- [Written request]:
Go through the data below and copy it exactly, skipping every picture.

- [Entries shown]:
------------------------------------------------

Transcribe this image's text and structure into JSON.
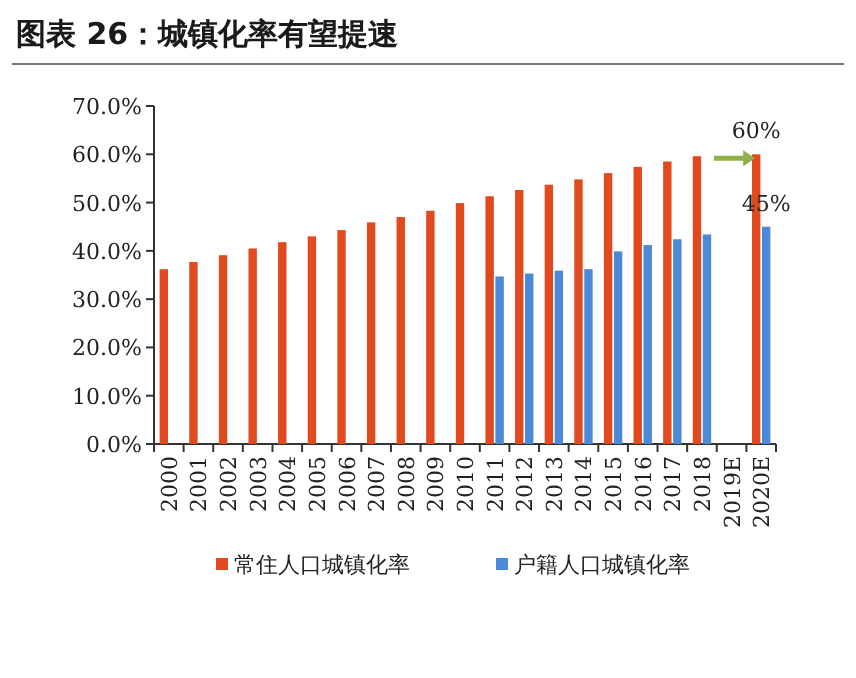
{
  "chart_data": {
    "type": "bar",
    "title": "图表 26：城镇化率有望提速",
    "categories": [
      "2000",
      "2001",
      "2002",
      "2003",
      "2004",
      "2005",
      "2006",
      "2007",
      "2008",
      "2009",
      "2010",
      "2011",
      "2012",
      "2013",
      "2014",
      "2015",
      "2016",
      "2017",
      "2018",
      "2019E",
      "2020E"
    ],
    "series": [
      {
        "name": "常住人口城镇化率",
        "color": "#e04a1e",
        "values": [
          36.2,
          37.7,
          39.1,
          40.5,
          41.8,
          43.0,
          44.3,
          45.9,
          47.0,
          48.3,
          49.9,
          51.3,
          52.6,
          53.7,
          54.8,
          56.1,
          57.4,
          58.5,
          59.6,
          null,
          60
        ],
        "value_labels": [
          null,
          null,
          null,
          null,
          null,
          null,
          null,
          null,
          null,
          null,
          null,
          null,
          null,
          null,
          null,
          null,
          null,
          null,
          null,
          null,
          "60%"
        ]
      },
      {
        "name": "户籍人口城镇化率",
        "color": "#4a8ad8",
        "values": [
          null,
          null,
          null,
          null,
          null,
          null,
          null,
          null,
          null,
          null,
          null,
          34.7,
          35.3,
          35.9,
          36.2,
          39.9,
          41.2,
          42.4,
          43.4,
          null,
          45
        ],
        "value_labels": [
          null,
          null,
          null,
          null,
          null,
          null,
          null,
          null,
          null,
          null,
          null,
          null,
          null,
          null,
          null,
          null,
          null,
          null,
          null,
          null,
          "45%"
        ]
      }
    ],
    "ylim": [
      0,
      70
    ],
    "yticks": [
      {
        "value": 0,
        "label": "0.0%"
      },
      {
        "value": 10,
        "label": "10.0%"
      },
      {
        "value": 20,
        "label": "20.0%"
      },
      {
        "value": 30,
        "label": "30.0%"
      },
      {
        "value": 40,
        "label": "40.0%"
      },
      {
        "value": 50,
        "label": "50.0%"
      },
      {
        "value": 60,
        "label": "60.0%"
      },
      {
        "value": 70,
        "label": "70.0%"
      }
    ],
    "legend": "bottom"
  }
}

------------------------------------------------

- [Solution]:
Transcribe this image's text and structure into JSON.
{
  "chart_data": {
    "type": "bar",
    "title": "图表 26：城镇化率有望提速",
    "categories": [
      "2000",
      "2001",
      "2002",
      "2003",
      "2004",
      "2005",
      "2006",
      "2007",
      "2008",
      "2009",
      "2010",
      "2011",
      "2012",
      "2013",
      "2014",
      "2015",
      "2016",
      "2017",
      "2018",
      "2019E",
      "2020E"
    ],
    "series": [
      {
        "name": "常住人口城镇化率",
        "color": "#e04a1e",
        "values": [
          36.2,
          37.7,
          39.1,
          40.5,
          41.8,
          43.0,
          44.3,
          45.9,
          47.0,
          48.3,
          49.9,
          51.3,
          52.6,
          53.7,
          54.8,
          56.1,
          57.4,
          58.5,
          59.6,
          null,
          60
        ],
        "value_labels": [
          null,
          null,
          null,
          null,
          null,
          null,
          null,
          null,
          null,
          null,
          null,
          null,
          null,
          null,
          null,
          null,
          null,
          null,
          null,
          null,
          "60%"
        ]
      },
      {
        "name": "户籍人口城镇化率",
        "color": "#4a8ad8",
        "values": [
          null,
          null,
          null,
          null,
          null,
          null,
          null,
          null,
          null,
          null,
          null,
          34.7,
          35.3,
          35.9,
          36.2,
          39.9,
          41.2,
          42.4,
          43.4,
          null,
          45
        ],
        "value_labels": [
          null,
          null,
          null,
          null,
          null,
          null,
          null,
          null,
          null,
          null,
          null,
          null,
          null,
          null,
          null,
          null,
          null,
          null,
          null,
          null,
          "45%"
        ]
      }
    ],
    "ylim": [
      0,
      70
    ],
    "yticks": [
      {
        "value": 0,
        "label": "0.0%"
      },
      {
        "value": 10,
        "label": "10.0%"
      },
      {
        "value": 20,
        "label": "20.0%"
      },
      {
        "value": 30,
        "label": "30.0%"
      },
      {
        "value": 40,
        "label": "40.0%"
      },
      {
        "value": 50,
        "label": "50.0%"
      },
      {
        "value": 60,
        "label": "60.0%"
      },
      {
        "value": 70,
        "label": "70.0%"
      }
    ],
    "legend": "bottom"
  }
}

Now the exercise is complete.